[Figure contents as structured data]
▼

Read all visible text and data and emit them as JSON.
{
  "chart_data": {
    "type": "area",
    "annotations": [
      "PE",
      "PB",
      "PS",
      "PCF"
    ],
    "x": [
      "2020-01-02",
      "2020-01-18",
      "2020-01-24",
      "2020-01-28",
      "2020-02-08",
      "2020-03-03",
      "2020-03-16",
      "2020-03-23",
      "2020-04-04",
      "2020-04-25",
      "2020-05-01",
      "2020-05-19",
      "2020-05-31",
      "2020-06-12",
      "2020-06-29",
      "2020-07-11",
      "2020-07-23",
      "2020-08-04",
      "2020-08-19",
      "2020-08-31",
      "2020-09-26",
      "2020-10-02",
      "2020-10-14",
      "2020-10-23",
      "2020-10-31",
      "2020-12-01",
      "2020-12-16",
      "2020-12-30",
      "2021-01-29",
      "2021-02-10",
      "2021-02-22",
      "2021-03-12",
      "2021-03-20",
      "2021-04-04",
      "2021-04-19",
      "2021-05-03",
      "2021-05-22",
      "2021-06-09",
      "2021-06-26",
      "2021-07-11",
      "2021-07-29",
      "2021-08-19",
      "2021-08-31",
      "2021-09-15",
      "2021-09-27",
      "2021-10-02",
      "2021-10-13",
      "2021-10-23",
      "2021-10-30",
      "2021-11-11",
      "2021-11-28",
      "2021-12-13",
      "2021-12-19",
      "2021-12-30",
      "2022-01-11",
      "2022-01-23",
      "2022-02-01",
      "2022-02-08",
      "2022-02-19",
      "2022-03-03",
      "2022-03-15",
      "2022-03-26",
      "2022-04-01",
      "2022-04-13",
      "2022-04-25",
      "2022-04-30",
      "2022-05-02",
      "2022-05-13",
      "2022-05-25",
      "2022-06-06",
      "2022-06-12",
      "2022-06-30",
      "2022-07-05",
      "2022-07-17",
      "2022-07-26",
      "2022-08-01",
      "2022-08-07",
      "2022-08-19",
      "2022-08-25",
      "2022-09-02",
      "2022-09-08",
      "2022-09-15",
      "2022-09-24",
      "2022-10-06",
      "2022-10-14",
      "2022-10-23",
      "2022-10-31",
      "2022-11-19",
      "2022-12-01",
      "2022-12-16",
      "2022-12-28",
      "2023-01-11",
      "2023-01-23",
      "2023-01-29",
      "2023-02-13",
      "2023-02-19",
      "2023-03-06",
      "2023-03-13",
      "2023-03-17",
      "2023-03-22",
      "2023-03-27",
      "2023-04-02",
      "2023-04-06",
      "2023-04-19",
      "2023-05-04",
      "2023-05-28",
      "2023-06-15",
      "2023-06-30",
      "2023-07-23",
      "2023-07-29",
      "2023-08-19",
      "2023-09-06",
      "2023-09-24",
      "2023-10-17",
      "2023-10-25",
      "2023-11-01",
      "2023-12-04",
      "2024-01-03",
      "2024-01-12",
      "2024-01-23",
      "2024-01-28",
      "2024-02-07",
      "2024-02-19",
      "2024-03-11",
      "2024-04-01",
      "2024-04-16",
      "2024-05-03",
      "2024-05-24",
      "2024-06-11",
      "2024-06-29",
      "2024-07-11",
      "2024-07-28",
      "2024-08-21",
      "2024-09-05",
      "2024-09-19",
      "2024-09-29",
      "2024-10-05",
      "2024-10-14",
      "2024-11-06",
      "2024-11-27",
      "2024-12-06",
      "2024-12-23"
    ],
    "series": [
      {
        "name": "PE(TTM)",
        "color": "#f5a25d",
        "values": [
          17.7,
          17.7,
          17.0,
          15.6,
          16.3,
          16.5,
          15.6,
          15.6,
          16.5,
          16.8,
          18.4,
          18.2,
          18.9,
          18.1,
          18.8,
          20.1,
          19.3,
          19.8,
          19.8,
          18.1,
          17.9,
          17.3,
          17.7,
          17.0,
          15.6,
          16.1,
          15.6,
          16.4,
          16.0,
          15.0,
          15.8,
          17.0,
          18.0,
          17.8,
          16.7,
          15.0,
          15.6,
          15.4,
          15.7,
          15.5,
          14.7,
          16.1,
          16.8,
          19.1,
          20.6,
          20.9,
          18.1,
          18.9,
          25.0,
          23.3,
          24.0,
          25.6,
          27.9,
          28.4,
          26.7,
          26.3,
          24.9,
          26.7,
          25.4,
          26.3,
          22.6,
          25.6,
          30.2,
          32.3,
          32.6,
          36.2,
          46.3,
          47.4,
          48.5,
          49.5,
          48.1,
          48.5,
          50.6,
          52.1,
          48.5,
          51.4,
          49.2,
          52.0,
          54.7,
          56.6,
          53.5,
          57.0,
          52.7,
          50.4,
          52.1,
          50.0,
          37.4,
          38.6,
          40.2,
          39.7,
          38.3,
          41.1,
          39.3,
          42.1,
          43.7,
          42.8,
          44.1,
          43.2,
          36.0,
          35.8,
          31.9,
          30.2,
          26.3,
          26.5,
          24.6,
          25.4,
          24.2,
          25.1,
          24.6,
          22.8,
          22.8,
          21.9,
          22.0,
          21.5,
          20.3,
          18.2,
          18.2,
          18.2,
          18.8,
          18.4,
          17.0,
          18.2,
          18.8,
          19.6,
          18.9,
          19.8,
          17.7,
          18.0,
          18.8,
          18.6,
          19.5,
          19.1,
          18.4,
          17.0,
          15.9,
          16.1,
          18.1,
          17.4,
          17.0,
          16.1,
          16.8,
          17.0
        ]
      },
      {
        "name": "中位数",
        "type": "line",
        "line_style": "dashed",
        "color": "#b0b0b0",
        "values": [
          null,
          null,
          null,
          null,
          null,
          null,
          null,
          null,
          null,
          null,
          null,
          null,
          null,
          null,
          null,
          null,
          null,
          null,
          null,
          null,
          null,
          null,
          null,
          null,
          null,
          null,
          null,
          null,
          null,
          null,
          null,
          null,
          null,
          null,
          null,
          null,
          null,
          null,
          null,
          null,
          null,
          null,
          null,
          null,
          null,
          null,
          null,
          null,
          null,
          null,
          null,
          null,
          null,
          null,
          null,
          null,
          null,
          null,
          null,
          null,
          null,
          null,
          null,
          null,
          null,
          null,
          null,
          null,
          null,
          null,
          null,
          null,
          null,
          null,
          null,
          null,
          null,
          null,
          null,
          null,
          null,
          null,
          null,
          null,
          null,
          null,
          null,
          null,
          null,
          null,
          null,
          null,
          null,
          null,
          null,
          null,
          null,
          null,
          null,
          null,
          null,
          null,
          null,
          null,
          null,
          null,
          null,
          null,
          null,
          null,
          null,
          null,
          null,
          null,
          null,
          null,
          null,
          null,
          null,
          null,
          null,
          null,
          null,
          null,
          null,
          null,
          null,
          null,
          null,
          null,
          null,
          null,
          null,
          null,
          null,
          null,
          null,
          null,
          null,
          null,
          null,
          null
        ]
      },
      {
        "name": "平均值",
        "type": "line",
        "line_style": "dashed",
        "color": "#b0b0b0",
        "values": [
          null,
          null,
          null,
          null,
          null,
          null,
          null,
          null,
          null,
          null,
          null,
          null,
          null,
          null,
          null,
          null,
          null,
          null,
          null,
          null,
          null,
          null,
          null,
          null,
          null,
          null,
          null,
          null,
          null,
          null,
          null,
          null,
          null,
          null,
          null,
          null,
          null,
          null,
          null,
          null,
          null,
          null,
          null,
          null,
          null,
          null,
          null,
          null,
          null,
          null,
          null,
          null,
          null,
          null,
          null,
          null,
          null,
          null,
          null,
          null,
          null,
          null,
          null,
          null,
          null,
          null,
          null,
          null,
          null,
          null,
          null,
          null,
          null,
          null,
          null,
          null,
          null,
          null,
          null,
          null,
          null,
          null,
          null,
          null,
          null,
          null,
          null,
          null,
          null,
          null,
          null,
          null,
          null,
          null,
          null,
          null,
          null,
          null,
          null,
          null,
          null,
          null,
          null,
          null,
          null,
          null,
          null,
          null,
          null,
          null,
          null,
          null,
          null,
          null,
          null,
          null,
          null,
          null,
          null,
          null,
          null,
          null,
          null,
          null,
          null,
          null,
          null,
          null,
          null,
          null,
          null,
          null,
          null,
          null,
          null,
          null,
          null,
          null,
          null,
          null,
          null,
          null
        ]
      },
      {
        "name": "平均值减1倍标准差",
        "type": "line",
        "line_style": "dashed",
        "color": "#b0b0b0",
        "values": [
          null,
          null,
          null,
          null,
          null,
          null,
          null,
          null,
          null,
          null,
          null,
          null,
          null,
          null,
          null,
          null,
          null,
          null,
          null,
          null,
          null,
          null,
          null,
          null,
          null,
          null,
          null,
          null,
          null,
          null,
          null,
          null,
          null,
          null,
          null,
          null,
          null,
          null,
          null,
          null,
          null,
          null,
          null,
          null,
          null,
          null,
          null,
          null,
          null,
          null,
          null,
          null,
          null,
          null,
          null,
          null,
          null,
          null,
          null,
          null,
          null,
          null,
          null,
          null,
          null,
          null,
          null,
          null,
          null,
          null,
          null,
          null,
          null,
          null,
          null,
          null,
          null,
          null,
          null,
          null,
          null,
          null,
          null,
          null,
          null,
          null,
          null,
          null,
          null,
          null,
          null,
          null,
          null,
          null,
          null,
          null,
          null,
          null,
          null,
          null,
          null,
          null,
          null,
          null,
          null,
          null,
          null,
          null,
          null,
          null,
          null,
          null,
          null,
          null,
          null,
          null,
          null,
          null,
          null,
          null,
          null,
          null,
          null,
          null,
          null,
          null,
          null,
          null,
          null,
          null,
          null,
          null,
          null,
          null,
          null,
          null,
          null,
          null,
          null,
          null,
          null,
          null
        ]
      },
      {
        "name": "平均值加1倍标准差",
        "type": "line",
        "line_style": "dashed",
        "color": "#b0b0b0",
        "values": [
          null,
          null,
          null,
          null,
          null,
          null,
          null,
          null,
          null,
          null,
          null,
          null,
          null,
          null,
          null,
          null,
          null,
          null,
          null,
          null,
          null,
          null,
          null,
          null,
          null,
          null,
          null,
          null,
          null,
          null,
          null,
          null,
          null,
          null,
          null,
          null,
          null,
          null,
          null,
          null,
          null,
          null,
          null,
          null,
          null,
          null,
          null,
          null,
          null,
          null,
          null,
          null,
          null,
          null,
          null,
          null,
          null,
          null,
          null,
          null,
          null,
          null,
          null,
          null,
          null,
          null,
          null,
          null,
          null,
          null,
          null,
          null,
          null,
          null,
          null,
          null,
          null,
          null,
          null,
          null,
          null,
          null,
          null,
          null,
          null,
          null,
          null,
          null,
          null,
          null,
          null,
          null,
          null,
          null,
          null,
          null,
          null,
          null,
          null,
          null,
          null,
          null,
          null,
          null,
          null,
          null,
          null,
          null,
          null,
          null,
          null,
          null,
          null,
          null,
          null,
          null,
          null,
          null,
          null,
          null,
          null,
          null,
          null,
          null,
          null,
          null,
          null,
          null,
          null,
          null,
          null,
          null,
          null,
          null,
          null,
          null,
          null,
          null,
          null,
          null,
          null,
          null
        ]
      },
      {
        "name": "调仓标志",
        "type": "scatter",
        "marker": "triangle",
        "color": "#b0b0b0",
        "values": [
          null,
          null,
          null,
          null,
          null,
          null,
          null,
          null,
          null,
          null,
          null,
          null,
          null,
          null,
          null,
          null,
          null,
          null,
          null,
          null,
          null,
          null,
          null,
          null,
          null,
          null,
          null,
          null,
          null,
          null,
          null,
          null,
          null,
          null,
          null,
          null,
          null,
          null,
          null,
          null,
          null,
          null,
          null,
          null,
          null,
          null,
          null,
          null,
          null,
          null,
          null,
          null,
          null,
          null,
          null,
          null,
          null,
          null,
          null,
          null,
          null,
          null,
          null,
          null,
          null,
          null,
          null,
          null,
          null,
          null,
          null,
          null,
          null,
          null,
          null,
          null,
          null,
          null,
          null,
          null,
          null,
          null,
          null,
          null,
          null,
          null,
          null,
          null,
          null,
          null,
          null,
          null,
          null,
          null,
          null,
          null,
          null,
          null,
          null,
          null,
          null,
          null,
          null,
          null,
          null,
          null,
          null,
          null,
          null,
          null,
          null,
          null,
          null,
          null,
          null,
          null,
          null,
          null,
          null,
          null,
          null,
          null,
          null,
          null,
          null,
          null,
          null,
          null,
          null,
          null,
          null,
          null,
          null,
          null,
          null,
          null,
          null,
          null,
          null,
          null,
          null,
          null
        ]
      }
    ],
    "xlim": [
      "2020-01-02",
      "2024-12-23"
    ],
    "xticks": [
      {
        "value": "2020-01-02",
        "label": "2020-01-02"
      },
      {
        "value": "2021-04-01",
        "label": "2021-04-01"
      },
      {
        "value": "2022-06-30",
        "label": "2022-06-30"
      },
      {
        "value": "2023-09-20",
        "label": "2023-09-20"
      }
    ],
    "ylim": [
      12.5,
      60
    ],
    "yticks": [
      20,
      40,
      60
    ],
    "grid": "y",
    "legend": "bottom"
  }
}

▲

• **Stated task**:
Look through the entries and work out how many lines have the word "label" in them; reply with that number only.

• **Output for this task**:
4